• _SHORT EXERCISE_
Your task is to copy every line of the records below that contains "cassettes".

• _Some records_
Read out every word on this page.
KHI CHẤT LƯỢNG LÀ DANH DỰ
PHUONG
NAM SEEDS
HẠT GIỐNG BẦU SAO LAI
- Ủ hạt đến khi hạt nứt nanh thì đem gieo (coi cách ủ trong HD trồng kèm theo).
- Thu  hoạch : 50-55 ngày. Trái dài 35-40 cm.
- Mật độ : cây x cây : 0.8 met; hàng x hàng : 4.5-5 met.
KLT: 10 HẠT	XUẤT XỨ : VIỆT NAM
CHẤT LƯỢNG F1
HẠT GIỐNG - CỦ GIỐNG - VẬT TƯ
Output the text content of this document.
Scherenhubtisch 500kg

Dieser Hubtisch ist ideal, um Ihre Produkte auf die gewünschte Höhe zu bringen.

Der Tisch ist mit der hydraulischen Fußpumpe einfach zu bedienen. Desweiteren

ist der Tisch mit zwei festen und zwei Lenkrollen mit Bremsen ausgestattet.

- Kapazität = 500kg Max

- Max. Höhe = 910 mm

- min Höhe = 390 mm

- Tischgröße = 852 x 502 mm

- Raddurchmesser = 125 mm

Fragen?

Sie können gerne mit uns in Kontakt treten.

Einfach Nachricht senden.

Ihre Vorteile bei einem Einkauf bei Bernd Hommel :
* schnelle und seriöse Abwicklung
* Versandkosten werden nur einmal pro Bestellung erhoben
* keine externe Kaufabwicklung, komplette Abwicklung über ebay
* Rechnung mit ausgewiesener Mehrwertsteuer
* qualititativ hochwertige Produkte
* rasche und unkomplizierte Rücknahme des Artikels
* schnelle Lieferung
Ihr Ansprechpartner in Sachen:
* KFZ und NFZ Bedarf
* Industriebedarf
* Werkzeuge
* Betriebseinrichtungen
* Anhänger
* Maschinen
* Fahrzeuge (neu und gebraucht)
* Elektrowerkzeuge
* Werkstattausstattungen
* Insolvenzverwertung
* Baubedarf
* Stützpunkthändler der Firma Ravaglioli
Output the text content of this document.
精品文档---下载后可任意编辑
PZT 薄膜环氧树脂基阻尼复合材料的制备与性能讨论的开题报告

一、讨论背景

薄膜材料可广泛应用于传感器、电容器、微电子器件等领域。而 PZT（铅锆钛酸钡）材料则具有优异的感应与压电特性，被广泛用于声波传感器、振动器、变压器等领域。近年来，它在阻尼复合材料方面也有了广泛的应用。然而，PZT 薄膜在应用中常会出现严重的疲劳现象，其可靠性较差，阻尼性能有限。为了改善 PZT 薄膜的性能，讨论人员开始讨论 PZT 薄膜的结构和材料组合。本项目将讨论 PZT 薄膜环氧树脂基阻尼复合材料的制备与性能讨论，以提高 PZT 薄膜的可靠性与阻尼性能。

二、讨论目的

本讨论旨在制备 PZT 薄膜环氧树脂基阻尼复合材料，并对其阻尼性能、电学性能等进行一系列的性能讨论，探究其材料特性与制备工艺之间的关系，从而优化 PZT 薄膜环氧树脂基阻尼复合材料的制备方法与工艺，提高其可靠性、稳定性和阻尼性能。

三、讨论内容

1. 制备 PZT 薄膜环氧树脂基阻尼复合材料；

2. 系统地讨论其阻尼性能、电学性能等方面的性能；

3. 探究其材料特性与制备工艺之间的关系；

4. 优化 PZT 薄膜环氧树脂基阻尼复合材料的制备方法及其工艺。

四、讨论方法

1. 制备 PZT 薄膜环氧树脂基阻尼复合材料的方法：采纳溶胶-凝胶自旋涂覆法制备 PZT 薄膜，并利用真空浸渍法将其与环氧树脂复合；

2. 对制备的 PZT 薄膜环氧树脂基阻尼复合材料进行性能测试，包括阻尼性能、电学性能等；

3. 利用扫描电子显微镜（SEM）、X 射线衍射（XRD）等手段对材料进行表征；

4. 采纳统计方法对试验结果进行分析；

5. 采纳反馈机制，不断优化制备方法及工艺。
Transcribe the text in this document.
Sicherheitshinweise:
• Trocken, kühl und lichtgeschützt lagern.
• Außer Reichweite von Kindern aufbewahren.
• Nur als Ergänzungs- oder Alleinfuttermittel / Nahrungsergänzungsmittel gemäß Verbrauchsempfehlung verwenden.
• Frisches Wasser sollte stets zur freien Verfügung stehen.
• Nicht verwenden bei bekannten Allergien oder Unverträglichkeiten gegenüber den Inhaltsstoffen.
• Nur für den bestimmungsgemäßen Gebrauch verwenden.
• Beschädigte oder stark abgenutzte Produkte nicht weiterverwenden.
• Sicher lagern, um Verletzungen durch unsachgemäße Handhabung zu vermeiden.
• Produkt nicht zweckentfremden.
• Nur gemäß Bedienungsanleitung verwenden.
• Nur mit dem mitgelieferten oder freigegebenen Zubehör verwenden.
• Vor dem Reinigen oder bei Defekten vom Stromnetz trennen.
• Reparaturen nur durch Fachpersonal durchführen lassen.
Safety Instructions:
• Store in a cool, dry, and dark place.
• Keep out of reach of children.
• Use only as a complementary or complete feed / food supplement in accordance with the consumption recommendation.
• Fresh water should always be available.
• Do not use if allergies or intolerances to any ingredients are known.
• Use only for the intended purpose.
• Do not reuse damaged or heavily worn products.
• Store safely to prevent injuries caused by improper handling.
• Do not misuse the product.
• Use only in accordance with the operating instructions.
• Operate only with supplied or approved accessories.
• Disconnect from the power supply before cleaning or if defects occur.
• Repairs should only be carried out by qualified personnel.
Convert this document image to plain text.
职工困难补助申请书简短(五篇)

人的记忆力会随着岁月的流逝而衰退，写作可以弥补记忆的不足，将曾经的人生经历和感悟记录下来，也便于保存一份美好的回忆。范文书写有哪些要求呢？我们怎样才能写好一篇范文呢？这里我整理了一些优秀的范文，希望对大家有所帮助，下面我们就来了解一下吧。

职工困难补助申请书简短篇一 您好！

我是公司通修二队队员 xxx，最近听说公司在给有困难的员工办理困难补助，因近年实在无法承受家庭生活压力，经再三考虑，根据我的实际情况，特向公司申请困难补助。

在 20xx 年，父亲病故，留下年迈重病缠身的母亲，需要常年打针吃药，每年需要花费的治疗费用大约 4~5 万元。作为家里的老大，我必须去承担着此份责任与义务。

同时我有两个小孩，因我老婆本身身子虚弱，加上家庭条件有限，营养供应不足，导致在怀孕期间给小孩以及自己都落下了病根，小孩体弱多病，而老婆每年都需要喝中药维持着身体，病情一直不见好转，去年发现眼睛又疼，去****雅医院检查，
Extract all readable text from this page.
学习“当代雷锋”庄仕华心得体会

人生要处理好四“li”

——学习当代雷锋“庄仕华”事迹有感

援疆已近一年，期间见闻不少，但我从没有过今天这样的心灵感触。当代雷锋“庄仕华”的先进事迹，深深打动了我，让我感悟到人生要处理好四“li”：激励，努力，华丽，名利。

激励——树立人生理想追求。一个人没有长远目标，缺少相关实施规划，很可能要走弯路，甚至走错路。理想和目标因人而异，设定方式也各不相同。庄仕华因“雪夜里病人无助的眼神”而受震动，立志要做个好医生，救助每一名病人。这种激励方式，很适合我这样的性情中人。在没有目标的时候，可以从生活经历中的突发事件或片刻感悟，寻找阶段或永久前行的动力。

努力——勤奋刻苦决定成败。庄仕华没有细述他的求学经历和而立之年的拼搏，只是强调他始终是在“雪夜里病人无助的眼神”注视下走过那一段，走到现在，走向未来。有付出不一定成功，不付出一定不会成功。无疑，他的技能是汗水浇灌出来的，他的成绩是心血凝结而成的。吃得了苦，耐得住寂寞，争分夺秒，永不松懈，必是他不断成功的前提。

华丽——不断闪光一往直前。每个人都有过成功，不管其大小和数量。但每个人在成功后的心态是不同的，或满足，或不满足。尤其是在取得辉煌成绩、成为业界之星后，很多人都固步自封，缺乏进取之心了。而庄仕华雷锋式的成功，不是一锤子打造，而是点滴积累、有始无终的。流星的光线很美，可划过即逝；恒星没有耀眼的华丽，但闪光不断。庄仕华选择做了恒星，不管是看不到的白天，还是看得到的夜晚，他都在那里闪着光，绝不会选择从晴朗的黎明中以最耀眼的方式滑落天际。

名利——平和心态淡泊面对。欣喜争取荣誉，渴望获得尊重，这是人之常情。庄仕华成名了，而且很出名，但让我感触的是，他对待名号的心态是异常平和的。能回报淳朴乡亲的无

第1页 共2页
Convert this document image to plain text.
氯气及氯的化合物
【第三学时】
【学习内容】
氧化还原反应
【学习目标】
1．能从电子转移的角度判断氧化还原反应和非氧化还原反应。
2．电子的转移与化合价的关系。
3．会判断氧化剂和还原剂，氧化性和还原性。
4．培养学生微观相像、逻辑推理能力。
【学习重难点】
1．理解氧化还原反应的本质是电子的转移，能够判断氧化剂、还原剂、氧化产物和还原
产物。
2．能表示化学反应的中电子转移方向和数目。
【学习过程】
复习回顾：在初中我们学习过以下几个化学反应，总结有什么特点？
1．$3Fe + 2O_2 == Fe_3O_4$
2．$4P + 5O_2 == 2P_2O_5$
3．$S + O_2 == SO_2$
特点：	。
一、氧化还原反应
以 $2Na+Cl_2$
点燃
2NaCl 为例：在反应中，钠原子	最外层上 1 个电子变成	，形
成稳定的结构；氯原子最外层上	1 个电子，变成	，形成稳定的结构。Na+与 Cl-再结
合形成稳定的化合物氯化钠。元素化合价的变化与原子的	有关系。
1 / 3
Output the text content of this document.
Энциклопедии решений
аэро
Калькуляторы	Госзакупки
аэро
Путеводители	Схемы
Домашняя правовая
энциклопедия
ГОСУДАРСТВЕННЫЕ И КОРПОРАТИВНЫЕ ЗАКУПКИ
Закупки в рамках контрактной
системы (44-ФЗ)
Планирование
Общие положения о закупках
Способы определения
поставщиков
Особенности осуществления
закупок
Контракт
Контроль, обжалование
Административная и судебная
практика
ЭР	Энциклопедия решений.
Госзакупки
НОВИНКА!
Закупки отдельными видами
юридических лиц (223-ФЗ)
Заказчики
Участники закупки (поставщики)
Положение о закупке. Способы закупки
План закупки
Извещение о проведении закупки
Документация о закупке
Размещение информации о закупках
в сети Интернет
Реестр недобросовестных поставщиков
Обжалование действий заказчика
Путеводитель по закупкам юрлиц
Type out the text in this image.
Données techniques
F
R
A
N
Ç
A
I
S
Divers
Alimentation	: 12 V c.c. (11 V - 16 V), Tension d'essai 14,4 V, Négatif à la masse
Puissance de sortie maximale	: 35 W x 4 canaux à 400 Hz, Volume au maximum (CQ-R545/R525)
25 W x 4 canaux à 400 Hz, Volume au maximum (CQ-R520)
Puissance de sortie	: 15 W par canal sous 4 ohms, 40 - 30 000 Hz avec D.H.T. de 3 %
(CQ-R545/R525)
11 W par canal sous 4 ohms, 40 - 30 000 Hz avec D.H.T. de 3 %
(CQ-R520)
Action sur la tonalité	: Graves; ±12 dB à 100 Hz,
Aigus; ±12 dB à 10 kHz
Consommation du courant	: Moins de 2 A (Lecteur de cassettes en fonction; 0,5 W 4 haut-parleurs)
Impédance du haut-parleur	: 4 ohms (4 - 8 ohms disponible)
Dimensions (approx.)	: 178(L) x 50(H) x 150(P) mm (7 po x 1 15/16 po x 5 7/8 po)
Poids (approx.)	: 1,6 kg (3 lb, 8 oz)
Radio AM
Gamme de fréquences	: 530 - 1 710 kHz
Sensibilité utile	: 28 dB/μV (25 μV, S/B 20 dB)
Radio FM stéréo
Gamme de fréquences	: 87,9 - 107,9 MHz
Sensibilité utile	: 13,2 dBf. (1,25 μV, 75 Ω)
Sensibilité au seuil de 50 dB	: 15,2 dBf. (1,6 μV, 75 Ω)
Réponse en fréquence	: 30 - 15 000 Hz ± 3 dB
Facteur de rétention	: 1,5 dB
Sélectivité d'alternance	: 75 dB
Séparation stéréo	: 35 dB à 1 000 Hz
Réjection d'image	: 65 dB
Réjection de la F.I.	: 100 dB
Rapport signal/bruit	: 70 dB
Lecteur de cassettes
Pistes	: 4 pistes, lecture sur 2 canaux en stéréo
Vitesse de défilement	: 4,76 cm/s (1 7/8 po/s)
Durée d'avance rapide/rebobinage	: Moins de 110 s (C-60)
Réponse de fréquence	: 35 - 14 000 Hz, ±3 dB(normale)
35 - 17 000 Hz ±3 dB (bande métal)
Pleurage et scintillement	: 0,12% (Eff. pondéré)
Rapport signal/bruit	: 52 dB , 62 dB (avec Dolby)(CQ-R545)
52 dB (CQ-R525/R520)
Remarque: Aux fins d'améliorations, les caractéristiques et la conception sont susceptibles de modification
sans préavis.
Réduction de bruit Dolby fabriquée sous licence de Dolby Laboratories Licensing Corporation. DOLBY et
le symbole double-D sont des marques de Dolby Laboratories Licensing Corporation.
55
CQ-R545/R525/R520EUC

• _THE REPLY_
Consommation du courant	: Moins de 2 A (Lecteur de cassettes en fonction; 0,5 W 4 haut-parleurs)
Lecteur de cassettes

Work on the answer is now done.